>> BEGIN
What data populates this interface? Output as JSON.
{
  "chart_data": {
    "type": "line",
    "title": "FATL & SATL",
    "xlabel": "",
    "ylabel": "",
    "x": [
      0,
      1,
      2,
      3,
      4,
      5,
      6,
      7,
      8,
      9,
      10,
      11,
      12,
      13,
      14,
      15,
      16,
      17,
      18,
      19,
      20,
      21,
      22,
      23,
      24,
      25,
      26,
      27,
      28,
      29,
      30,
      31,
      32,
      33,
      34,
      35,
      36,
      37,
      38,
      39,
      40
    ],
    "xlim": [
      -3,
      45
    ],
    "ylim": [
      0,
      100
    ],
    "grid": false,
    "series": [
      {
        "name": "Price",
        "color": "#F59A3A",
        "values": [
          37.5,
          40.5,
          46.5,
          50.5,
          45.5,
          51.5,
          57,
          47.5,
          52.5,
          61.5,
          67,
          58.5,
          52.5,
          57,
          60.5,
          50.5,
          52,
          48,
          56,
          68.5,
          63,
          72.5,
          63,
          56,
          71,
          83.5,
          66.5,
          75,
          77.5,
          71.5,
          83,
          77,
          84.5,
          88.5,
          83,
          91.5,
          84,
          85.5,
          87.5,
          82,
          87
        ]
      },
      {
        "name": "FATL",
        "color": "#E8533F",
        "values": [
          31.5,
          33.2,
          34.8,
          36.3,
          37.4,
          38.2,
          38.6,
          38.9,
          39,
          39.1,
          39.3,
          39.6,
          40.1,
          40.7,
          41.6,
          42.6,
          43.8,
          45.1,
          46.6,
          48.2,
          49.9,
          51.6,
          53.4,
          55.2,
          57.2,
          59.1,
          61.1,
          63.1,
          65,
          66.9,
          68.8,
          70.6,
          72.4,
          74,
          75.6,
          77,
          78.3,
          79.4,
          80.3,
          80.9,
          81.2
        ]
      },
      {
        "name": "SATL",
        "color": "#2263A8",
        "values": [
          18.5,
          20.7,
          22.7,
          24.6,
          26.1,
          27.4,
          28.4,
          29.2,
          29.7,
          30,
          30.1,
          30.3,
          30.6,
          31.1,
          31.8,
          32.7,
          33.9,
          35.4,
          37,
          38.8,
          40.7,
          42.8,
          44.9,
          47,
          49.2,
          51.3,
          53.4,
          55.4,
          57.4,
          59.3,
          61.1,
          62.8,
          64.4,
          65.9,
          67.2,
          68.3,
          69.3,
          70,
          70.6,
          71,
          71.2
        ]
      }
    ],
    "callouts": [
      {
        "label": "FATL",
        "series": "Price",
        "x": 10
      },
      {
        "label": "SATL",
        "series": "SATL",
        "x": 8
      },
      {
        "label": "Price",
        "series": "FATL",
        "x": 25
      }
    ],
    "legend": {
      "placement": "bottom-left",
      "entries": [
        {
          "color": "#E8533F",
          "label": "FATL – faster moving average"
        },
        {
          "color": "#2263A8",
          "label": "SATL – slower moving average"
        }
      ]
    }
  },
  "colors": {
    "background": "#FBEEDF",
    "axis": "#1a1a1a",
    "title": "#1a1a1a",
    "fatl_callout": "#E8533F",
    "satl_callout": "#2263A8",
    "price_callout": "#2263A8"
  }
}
>> END
## Requirement
Print the listing above in full, exactly as it is.

## Written solution
What data populates this interface? Output as JSON.
{
  "chart_data": {
    "type": "line",
    "title": "FATL & SATL",
    "xlabel": "",
    "ylabel": "",
    "x": [
      0,
      1,
      2,
      3,
      4,
      5,
      6,
      7,
      8,
      9,
      10,
      11,
      12,
      13,
      14,
      15,
      16,
      17,
      18,
      19,
      20,
      21,
      22,
      23,
      24,
      25,
      26,
      27,
      28,
      29,
      30,
      31,
      32,
      33,
      34,
      35,
      36,
      37,
      38,
      39,
      40
    ],
    "xlim": [
      -3,
      45
    ],
    "ylim": [
      0,
      100
    ],
    "grid": false,
    "series": [
      {
        "name": "Price",
        "color": "#F59A3A",
        "values": [
          37.5,
          40.5,
          46.5,
          50.5,
          45.5,
          51.5,
          57,
          47.5,
          52.5,
          61.5,
          67,
          58.5,
          52.5,
          57,
          60.5,
          50.5,
          52,
          48,
          56,
          68.5,
          63,
          72.5,
          63,
          56,
          71,
          83.5,
          66.5,
          75,
          77.5,
          71.5,
          83,
          77,
          84.5,
          88.5,
          83,
          91.5,
          84,
          85.5,
          87.5,
          82,
          87
        ]
      },
      {
        "name": "FATL",
        "color": "#E8533F",
        "values": [
          31.5,
          33.2,
          34.8,
          36.3,
          37.4,
          38.2,
          38.6,
          38.9,
          39,
          39.1,
          39.3,
          39.6,
          40.1,
          40.7,
          41.6,
          42.6,
          43.8,
          45.1,
          46.6,
          48.2,
          49.9,
          51.6,
          53.4,
          55.2,
          57.2,
          59.1,
          61.1,
          63.1,
          65,
          66.9,
          68.8,
          70.6,
          72.4,
          74,
          75.6,
          77,
          78.3,
          79.4,
          80.3,
          80.9,
          81.2
        ]
      },
      {
        "name": "SATL",
        "color": "#2263A8",
        "values": [
          18.5,
          20.7,
          22.7,
          24.6,
          26.1,
          27.4,
          28.4,
          29.2,
          29.7,
          30,
          30.1,
          30.3,
          30.6,
          31.1,
          31.8,
          32.7,
          33.9,
          35.4,
          37,
          38.8,
          40.7,
          42.8,
          44.9,
          47,
          49.2,
          51.3,
          53.4,
          55.4,
          57.4,
          59.3,
          61.1,
          62.8,
          64.4,
          65.9,
          67.2,
          68.3,
          69.3,
          70,
          70.6,
          71,
          71.2
        ]
      }
    ],
    "callouts": [
      {
        "label": "FATL",
        "series": "Price",
        "x": 10
      },
      {
        "label": "SATL",
        "series": "SATL",
        "x": 8
      },
      {
        "label": "Price",
        "series": "FATL",
        "x": 25
      }
    ],
    "legend": {
      "placement": "bottom-left",
      "entries": [
        {
          "color": "#E8533F",
          "label": "FATL – faster moving average"
        },
        {
          "color": "#2263A8",
          "label": "SATL – slower moving average"
        }
      ]
    }
  },
  "colors": {
    "background": "#FBEEDF",
    "axis": "#1a1a1a",
    "title": "#1a1a1a",
    "fatl_callout": "#E8533F",
    "satl_callout": "#2263A8",
    "price_callout": "#2263A8"
  }
}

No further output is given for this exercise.